== EXERCISE DIRECTIONS ==
Determine the number of lines in the listing below where the string "Chicken" occurs; answer with the number alone.

== Raw records ==

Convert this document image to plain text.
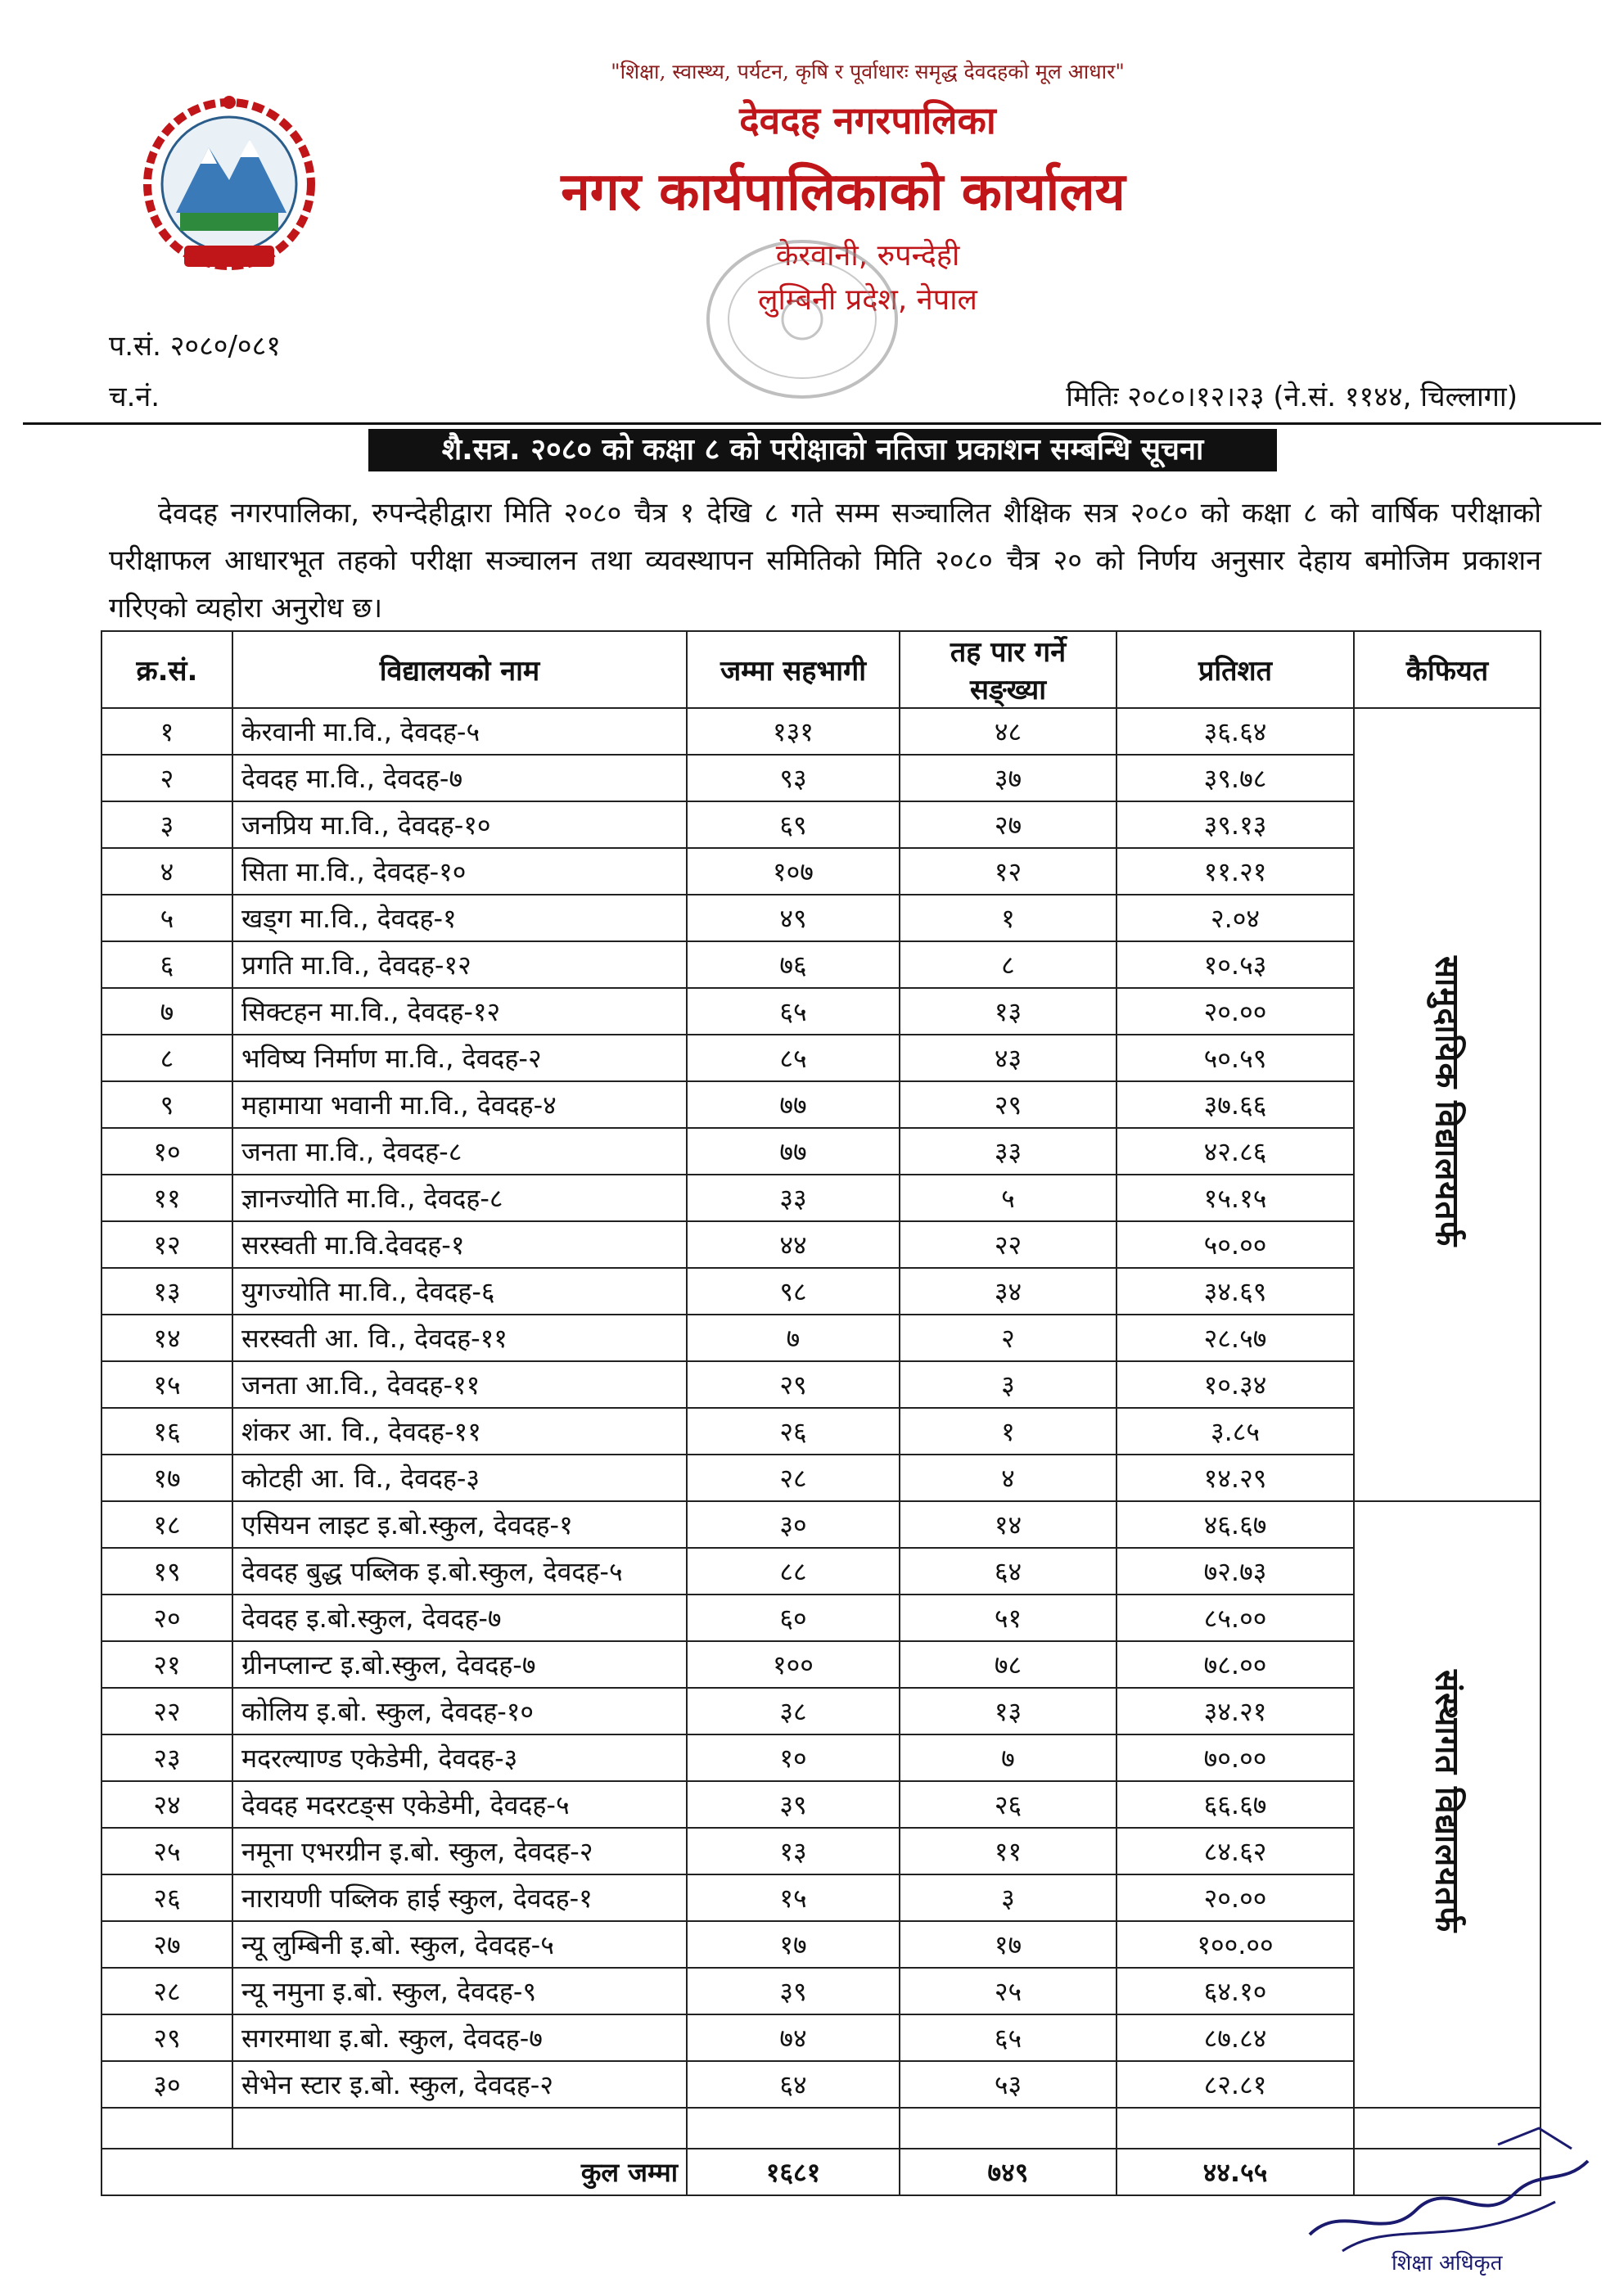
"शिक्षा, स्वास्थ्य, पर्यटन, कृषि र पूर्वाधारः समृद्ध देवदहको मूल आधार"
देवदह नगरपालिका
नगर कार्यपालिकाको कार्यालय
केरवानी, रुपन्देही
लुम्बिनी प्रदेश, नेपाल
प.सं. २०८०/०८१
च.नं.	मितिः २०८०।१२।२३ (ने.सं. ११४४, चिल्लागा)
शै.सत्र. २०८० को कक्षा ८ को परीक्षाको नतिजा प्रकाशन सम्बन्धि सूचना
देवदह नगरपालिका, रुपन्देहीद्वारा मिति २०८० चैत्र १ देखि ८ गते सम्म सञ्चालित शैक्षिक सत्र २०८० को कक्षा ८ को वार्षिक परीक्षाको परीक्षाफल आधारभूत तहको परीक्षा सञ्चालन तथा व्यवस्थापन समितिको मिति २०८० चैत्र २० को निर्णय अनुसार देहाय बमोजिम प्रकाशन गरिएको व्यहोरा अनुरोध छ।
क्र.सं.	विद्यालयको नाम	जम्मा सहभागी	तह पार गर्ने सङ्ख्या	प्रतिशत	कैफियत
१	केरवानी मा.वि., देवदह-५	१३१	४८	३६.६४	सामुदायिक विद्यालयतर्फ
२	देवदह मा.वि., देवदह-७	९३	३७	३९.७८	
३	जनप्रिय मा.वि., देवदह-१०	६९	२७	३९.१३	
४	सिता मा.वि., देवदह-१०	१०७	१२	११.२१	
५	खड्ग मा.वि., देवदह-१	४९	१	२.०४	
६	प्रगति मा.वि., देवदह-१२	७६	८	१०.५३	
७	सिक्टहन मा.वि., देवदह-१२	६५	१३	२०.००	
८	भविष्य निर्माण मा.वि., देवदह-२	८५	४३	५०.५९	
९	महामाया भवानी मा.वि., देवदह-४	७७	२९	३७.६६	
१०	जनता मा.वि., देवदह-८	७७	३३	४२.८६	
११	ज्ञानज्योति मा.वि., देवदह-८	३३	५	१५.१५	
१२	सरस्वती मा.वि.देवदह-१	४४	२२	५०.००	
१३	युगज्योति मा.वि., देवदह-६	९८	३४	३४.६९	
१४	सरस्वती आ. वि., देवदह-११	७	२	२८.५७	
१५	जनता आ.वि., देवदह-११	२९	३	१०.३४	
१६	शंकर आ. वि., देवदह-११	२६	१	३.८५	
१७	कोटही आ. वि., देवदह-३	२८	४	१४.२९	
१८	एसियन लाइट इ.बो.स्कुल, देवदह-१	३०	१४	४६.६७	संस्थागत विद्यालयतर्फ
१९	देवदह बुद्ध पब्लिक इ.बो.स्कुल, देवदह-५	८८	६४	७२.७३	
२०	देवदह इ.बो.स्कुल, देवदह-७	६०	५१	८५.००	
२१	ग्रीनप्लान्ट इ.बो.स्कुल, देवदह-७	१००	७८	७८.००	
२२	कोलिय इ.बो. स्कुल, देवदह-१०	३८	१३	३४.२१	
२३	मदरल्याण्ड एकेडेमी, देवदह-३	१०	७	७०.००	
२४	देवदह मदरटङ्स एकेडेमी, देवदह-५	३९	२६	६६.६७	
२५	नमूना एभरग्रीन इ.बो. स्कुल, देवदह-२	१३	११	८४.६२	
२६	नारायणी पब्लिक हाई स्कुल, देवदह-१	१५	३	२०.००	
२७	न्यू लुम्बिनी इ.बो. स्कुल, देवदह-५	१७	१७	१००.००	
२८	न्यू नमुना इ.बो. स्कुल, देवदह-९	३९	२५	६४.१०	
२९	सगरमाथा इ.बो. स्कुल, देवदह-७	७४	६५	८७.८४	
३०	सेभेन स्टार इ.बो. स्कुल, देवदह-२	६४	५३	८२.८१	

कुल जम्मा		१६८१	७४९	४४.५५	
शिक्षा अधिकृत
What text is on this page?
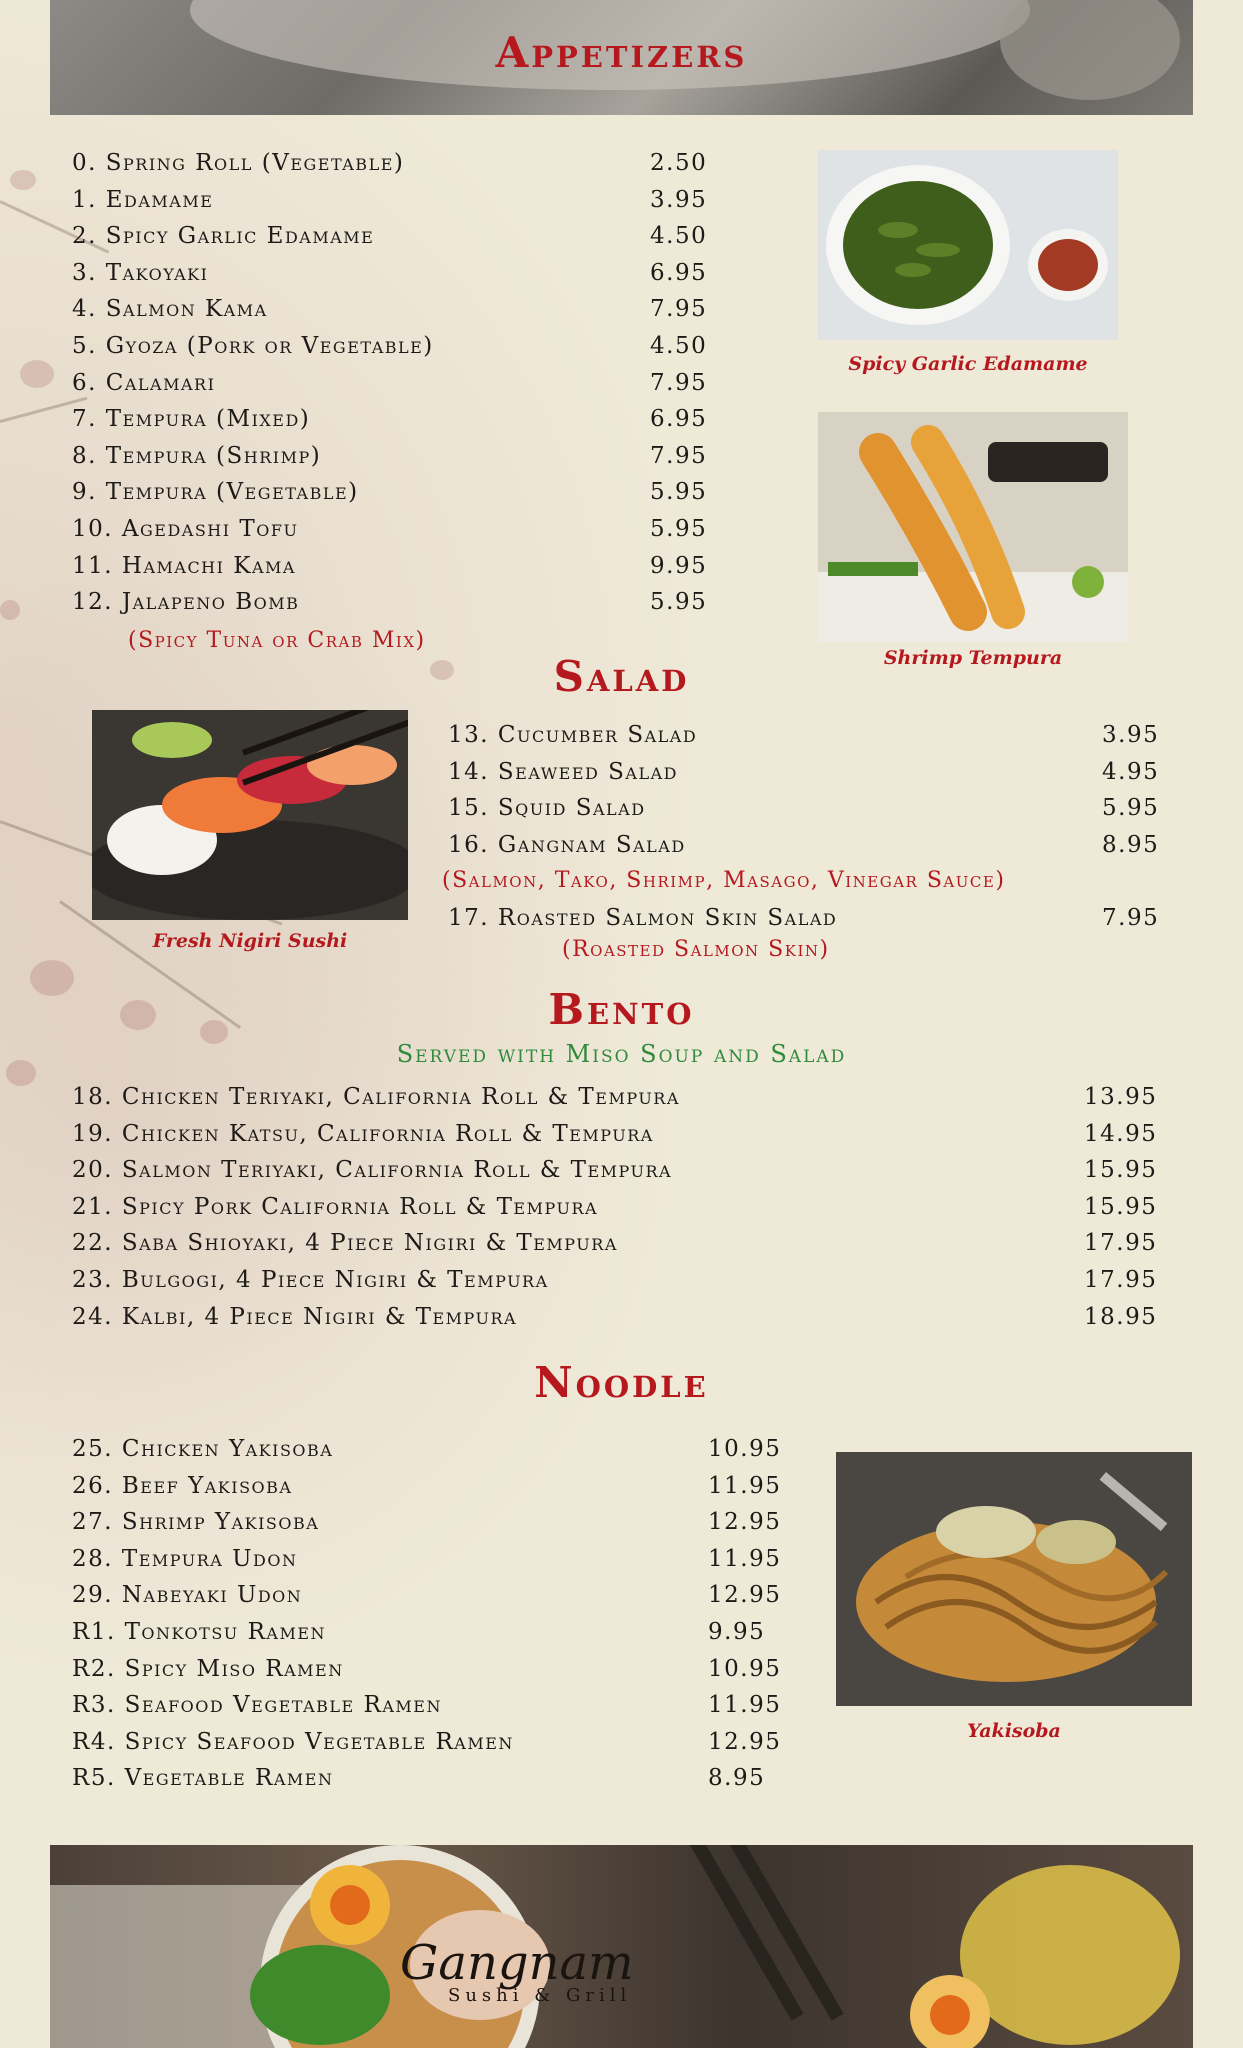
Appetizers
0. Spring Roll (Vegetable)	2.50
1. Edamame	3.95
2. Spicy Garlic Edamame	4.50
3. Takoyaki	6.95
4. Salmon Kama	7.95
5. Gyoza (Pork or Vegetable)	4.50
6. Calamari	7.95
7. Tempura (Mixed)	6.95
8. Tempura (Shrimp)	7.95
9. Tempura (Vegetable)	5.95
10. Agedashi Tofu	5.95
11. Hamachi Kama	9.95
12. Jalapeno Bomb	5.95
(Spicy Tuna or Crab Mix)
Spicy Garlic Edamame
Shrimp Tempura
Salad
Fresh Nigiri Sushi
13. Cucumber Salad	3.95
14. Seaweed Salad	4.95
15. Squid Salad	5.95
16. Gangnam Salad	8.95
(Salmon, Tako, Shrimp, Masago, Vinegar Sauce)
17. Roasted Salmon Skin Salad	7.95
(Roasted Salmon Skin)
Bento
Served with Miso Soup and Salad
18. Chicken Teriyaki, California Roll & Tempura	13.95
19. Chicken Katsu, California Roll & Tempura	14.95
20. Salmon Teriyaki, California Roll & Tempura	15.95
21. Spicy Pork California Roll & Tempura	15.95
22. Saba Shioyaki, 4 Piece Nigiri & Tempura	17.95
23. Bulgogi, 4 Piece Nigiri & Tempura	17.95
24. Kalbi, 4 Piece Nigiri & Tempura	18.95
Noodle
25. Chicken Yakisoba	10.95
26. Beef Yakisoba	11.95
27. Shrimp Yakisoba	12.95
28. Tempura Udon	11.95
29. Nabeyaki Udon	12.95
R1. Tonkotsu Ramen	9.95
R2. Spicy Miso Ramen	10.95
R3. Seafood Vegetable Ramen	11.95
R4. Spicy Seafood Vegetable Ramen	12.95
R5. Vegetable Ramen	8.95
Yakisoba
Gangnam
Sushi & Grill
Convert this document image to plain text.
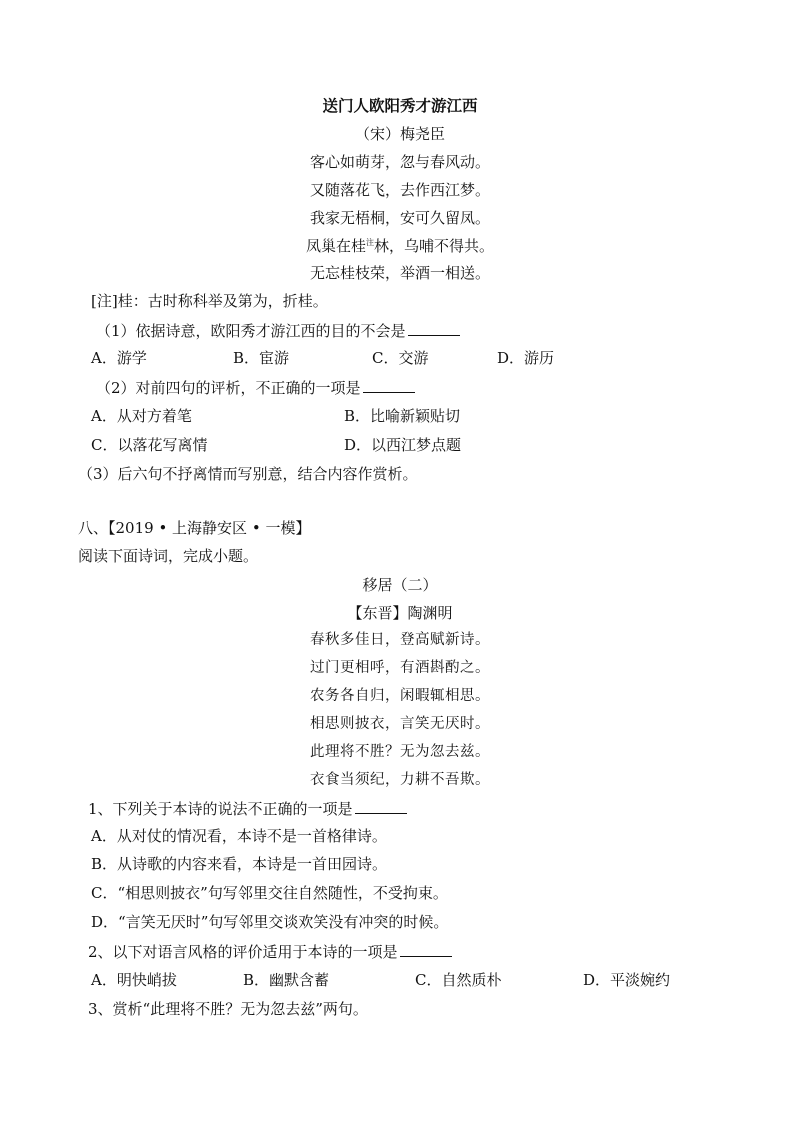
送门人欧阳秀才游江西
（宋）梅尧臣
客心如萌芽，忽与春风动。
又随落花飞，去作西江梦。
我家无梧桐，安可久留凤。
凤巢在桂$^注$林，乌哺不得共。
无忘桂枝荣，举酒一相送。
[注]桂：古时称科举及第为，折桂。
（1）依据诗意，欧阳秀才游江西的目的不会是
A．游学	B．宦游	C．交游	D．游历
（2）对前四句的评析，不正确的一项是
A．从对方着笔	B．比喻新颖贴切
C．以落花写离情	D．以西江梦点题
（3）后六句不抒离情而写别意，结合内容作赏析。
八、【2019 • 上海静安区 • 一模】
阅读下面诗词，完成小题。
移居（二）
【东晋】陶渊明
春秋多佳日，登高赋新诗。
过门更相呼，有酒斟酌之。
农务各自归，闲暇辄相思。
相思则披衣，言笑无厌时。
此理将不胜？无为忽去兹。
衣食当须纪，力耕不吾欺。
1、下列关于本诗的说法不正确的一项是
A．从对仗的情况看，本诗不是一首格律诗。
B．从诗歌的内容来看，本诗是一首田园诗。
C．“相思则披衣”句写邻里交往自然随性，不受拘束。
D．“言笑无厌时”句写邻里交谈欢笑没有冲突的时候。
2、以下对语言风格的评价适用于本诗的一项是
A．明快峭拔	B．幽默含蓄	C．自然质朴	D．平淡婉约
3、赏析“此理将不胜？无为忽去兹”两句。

== ANSWER TO THIS TASK ==
3